#### INPUT RECORDS
+ + + +
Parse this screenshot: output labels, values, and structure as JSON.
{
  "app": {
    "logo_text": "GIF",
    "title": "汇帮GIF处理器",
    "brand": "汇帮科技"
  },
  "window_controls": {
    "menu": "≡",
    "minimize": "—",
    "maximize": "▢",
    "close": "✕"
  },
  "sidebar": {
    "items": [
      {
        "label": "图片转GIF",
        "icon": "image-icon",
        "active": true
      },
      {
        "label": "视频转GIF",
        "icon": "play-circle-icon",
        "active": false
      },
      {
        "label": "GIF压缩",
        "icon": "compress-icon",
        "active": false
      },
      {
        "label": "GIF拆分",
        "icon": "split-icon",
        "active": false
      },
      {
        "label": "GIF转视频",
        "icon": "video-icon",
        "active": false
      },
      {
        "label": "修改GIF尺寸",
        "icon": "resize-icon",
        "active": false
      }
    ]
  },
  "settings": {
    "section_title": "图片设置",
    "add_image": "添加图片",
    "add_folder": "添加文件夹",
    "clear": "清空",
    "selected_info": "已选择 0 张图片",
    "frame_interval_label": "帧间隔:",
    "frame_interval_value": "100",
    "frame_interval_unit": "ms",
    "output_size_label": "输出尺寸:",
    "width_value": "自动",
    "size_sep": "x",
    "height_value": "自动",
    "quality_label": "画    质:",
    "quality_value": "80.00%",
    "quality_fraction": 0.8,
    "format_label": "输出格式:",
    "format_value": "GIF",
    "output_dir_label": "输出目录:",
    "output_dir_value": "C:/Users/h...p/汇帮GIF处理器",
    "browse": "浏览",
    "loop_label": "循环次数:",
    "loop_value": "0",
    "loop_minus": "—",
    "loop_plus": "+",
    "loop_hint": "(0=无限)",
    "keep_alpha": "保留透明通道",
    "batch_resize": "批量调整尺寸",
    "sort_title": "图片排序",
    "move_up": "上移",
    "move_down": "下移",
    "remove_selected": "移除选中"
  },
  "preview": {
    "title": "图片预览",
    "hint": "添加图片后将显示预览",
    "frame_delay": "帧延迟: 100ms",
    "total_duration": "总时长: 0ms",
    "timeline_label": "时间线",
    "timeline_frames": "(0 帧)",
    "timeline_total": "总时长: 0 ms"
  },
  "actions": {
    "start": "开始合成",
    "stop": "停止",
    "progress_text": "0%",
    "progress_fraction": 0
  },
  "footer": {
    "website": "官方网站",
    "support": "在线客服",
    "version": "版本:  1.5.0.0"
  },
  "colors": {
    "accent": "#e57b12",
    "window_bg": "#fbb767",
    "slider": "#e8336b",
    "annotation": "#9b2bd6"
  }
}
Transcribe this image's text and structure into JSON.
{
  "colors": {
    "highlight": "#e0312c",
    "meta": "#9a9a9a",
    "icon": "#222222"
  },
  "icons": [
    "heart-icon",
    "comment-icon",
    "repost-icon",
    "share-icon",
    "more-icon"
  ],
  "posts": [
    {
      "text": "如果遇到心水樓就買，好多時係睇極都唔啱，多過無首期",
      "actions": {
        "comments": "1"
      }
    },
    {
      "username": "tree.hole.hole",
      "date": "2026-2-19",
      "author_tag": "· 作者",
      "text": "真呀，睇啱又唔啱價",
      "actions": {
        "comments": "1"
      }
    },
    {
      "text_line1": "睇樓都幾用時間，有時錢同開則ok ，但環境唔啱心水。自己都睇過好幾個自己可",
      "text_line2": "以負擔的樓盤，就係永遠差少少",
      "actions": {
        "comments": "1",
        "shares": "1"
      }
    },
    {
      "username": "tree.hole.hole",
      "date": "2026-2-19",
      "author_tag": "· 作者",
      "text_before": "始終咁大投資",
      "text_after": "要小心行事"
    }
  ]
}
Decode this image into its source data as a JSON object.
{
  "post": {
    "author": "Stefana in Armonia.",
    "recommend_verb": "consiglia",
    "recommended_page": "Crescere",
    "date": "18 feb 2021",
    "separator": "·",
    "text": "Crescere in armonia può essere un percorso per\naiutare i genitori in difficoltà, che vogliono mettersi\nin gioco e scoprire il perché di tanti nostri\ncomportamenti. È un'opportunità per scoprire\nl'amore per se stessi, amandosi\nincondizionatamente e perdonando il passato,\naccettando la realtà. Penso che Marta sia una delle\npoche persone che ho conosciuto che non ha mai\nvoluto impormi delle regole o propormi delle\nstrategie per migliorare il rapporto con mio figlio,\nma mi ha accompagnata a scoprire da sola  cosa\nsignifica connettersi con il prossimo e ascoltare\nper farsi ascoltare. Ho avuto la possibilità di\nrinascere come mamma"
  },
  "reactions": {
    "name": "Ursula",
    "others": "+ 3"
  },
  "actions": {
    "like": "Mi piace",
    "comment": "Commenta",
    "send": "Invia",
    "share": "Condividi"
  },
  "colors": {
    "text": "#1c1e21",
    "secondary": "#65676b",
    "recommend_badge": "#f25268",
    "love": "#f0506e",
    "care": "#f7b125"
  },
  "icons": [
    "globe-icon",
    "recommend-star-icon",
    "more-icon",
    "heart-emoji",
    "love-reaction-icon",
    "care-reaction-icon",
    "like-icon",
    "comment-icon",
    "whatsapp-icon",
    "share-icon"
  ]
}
+ + + +
#### WORK REQUIRED
Print the whole listing exactly as it is.

#### RESPONSE TO THE TASK
Parse this screenshot: output labels, values, and structure as JSON.
{
  "app": {
    "logo_text": "GIF",
    "title": "汇帮GIF处理器",
    "brand": "汇帮科技"
  },
  "window_controls": {
    "menu": "≡",
    "minimize": "—",
    "maximize": "▢",
    "close": "✕"
  },
  "sidebar": {
    "items": [
      {
        "label": "图片转GIF",
        "icon": "image-icon",
        "active": true
      },
      {
        "label": "视频转GIF",
        "icon": "play-circle-icon",
        "active": false
      },
      {
        "label": "GIF压缩",
        "icon": "compress-icon",
        "active": false
      },
      {
        "label": "GIF拆分",
        "icon": "split-icon",
        "active": false
      },
      {
        "label": "GIF转视频",
        "icon": "video-icon",
        "active": false
      },
      {
        "label": "修改GIF尺寸",
        "icon": "resize-icon",
        "active": false
      }
    ]
  },
  "settings": {
    "section_title": "图片设置",
    "add_image": "添加图片",
    "add_folder": "添加文件夹",
    "clear": "清空",
    "selected_info": "已选择 0 张图片",
    "frame_interval_label": "帧间隔:",
    "frame_interval_value": "100",
    "frame_interval_unit": "ms",
    "output_size_label": "输出尺寸:",
    "width_value": "自动",
    "size_sep": "x",
    "height_value": "自动",
    "quality_label": "画    质:",
    "quality_value": "80.00%",
    "quality_fraction": 0.8,
    "format_label": "输出格式:",
    "format_value": "GIF",
    "output_dir_label": "输出目录:",
    "output_dir_value": "C:/Users/h...p/汇帮GIF处理器",
    "browse": "浏览",
    "loop_label": "循环次数:",
    "loop_value": "0",
    "loop_minus": "—",
    "loop_plus": "+",
    "loop_hint": "(0=无限)",
    "keep_alpha": "保留透明通道",
    "batch_resize": "批量调整尺寸",
    "sort_title": "图片排序",
    "move_up": "上移",
    "move_down": "下移",
    "remove_selected": "移除选中"
  },
  "preview": {
    "title": "图片预览",
    "hint": "添加图片后将显示预览",
    "frame_delay": "帧延迟: 100ms",
    "total_duration": "总时长: 0ms",
    "timeline_label": "时间线",
    "timeline_frames": "(0 帧)",
    "timeline_total": "总时长: 0 ms"
  },
  "actions": {
    "start": "开始合成",
    "stop": "停止",
    "progress_text": "0%",
    "progress_fraction": 0
  },
  "footer": {
    "website": "官方网站",
    "support": "在线客服",
    "version": "版本:  1.5.0.0"
  },
  "colors": {
    "accent": "#e57b12",
    "window_bg": "#fbb767",
    "slider": "#e8336b",
    "annotation": "#9b2bd6"
  }
}
Transcribe this image's text and structure into JSON.
{
  "colors": {
    "highlight": "#e0312c",
    "meta": "#9a9a9a",
    "icon": "#222222"
  },
  "icons": [
    "heart-icon",
    "comment-icon",
    "repost-icon",
    "share-icon",
    "more-icon"
  ],
  "posts": [
    {
      "text": "如果遇到心水樓就買，好多時係睇極都唔啱，多過無首期",
      "actions": {
        "comments": "1"
      }
    },
    {
      "username": "tree.hole.hole",
      "date": "2026-2-19",
      "author_tag": "· 作者",
      "text": "真呀，睇啱又唔啱價",
      "actions": {
        "comments": "1"
      }
    },
    {
      "text_line1": "睇樓都幾用時間，有時錢同開則ok ，但環境唔啱心水。自己都睇過好幾個自己可",
      "text_line2": "以負擔的樓盤，就係永遠差少少",
      "actions": {
        "comments": "1",
        "shares": "1"
      }
    },
    {
      "username": "tree.hole.hole",
      "date": "2026-2-19",
      "author_tag": "· 作者",
      "text_before": "始終咁大投資",
      "text_after": "要小心行事"
    }
  ]
}
Decode this image into its source data as a JSON object.
{
  "post": {
    "author": "Stefana in Armonia.",
    "recommend_verb": "consiglia",
    "recommended_page": "Crescere",
    "date": "18 feb 2021",
    "separator": "·",
    "text": "Crescere in armonia può essere un percorso per\naiutare i genitori in difficoltà, che vogliono mettersi\nin gioco e scoprire il perché di tanti nostri\ncomportamenti. È un'opportunità per scoprire\nl'amore per se stessi, amandosi\nincondizionatamente e perdonando il passato,\naccettando la realtà. Penso che Marta sia una delle\npoche persone che ho conosciuto che non ha mai\nvoluto impormi delle regole o propormi delle\nstrategie per migliorare il rapporto con mio figlio,\nma mi ha accompagnata a scoprire da sola  cosa\nsignifica connettersi con il prossimo e ascoltare\nper farsi ascoltare. Ho avuto la possibilità di\nrinascere come mamma"
  },
  "reactions": {
    "name": "Ursula",
    "others": "+ 3"
  },
  "actions": {
    "like": "Mi piace",
    "comment": "Commenta",
    "send": "Invia",
    "share": "Condividi"
  },
  "colors": {
    "text": "#1c1e21",
    "secondary": "#65676b",
    "recommend_badge": "#f25268",
    "love": "#f0506e",
    "care": "#f7b125"
  },
  "icons": [
    "globe-icon",
    "recommend-star-icon",
    "more-icon",
    "heart-emoji",
    "love-reaction-icon",
    "care-reaction-icon",
    "like-icon",
    "comment-icon",
    "whatsapp-icon",
    "share-icon"
  ]
}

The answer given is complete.